The task: Copy the data precisely, character for character, and leave out every picture.

(Stored data)
— BEGIN —
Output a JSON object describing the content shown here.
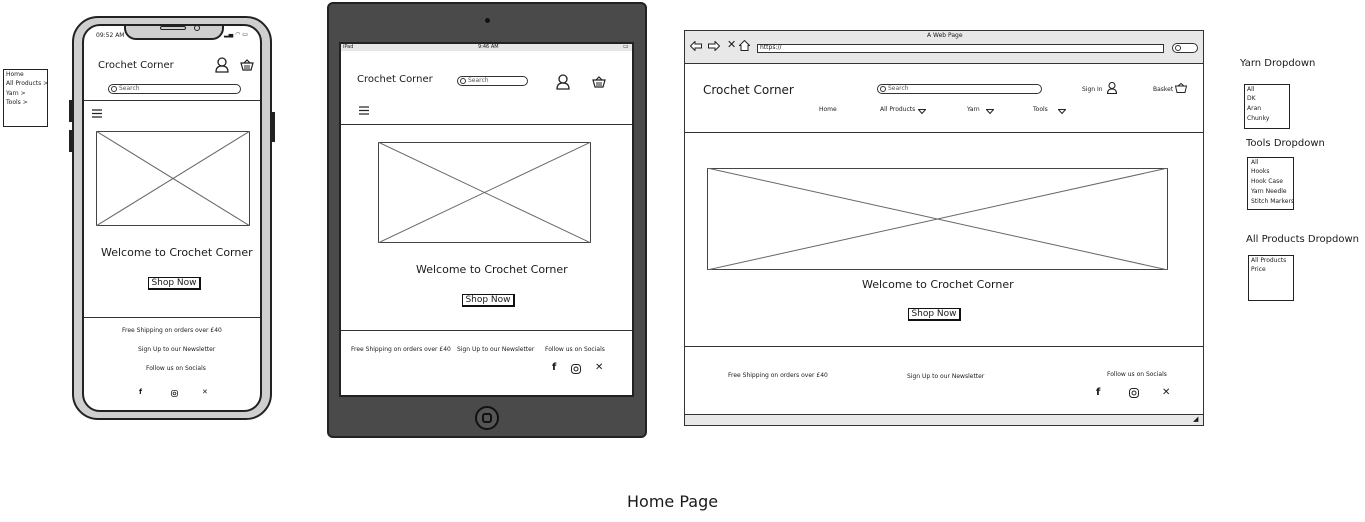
{
  "page_title": "Home Page",
  "mobile_menu": [
    "Home",
    "All Products >",
    "Yarn >",
    "Tools >"
  ],
  "phone": {
    "time": "09:52 AM",
    "brand": "Crochet Corner",
    "search_placeholder": "Search",
    "welcome": "Welcome to Crochet Corner",
    "shop_now": "Shop Now",
    "footer_shipping": "Free Shipping on orders over £40",
    "footer_newsletter": "Sign Up to our Newsletter",
    "footer_social": "Follow us on Socials"
  },
  "tablet": {
    "status_left": "iPad",
    "time": "9:46 AM",
    "brand": "Crochet Corner",
    "search_placeholder": "Search",
    "welcome": "Welcome to Crochet Corner",
    "shop_now": "Shop Now",
    "footer_shipping": "Free Shipping on orders over £40",
    "footer_newsletter": "Sign Up to our Newsletter",
    "footer_social": "Follow us on Socials"
  },
  "desktop": {
    "window_title": "A Web Page",
    "url": "https://",
    "brand": "Crochet Corner",
    "search_placeholder": "Search",
    "sign_in": "Sign In",
    "basket": "Basket",
    "nav": [
      "Home",
      "All Products",
      "Yarn",
      "Tools"
    ],
    "welcome": "Welcome to Crochet Corner",
    "shop_now": "Shop Now",
    "footer_shipping": "Free Shipping on orders over £40",
    "footer_newsletter": "Sign Up to our Newsletter",
    "footer_social": "Follow us on Socials"
  },
  "dropdowns": {
    "yarn": {
      "title": "Yarn Dropdown",
      "items": [
        "All",
        "DK",
        "Aran",
        "Chunky"
      ]
    },
    "tools": {
      "title": "Tools Dropdown",
      "items": [
        "All",
        "Hooks",
        "Hook Case",
        "Yarn Needle",
        "Stitch Markers"
      ]
    },
    "all_products": {
      "title": "All Products Dropdown",
      "items": [
        "All Products",
        "Price"
      ]
    }
  }
}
— END —
Response:
Output a JSON object describing the content shown here.
{
  "page_title": "Home Page",
  "mobile_menu": [
    "Home",
    "All Products >",
    "Yarn >",
    "Tools >"
  ],
  "phone": {
    "time": "09:52 AM",
    "brand": "Crochet Corner",
    "search_placeholder": "Search",
    "welcome": "Welcome to Crochet Corner",
    "shop_now": "Shop Now",
    "footer_shipping": "Free Shipping on orders over £40",
    "footer_newsletter": "Sign Up to our Newsletter",
    "footer_social": "Follow us on Socials"
  },
  "tablet": {
    "status_left": "iPad",
    "time": "9:46 AM",
    "brand": "Crochet Corner",
    "search_placeholder": "Search",
    "welcome": "Welcome to Crochet Corner",
    "shop_now": "Shop Now",
    "footer_shipping": "Free Shipping on orders over £40",
    "footer_newsletter": "Sign Up to our Newsletter",
    "footer_social": "Follow us on Socials"
  },
  "desktop": {
    "window_title": "A Web Page",
    "url": "https://",
    "brand": "Crochet Corner",
    "search_placeholder": "Search",
    "sign_in": "Sign In",
    "basket": "Basket",
    "nav": [
      "Home",
      "All Products",
      "Yarn",
      "Tools"
    ],
    "welcome": "Welcome to Crochet Corner",
    "shop_now": "Shop Now",
    "footer_shipping": "Free Shipping on orders over £40",
    "footer_newsletter": "Sign Up to our Newsletter",
    "footer_social": "Follow us on Socials"
  },
  "dropdowns": {
    "yarn": {
      "title": "Yarn Dropdown",
      "items": [
        "All",
        "DK",
        "Aran",
        "Chunky"
      ]
    },
    "tools": {
      "title": "Tools Dropdown",
      "items": [
        "All",
        "Hooks",
        "Hook Case",
        "Yarn Needle",
        "Stitch Markers"
      ]
    },
    "all_products": {
      "title": "All Products Dropdown",
      "items": [
        "All Products",
        "Price"
      ]
    }
  }
}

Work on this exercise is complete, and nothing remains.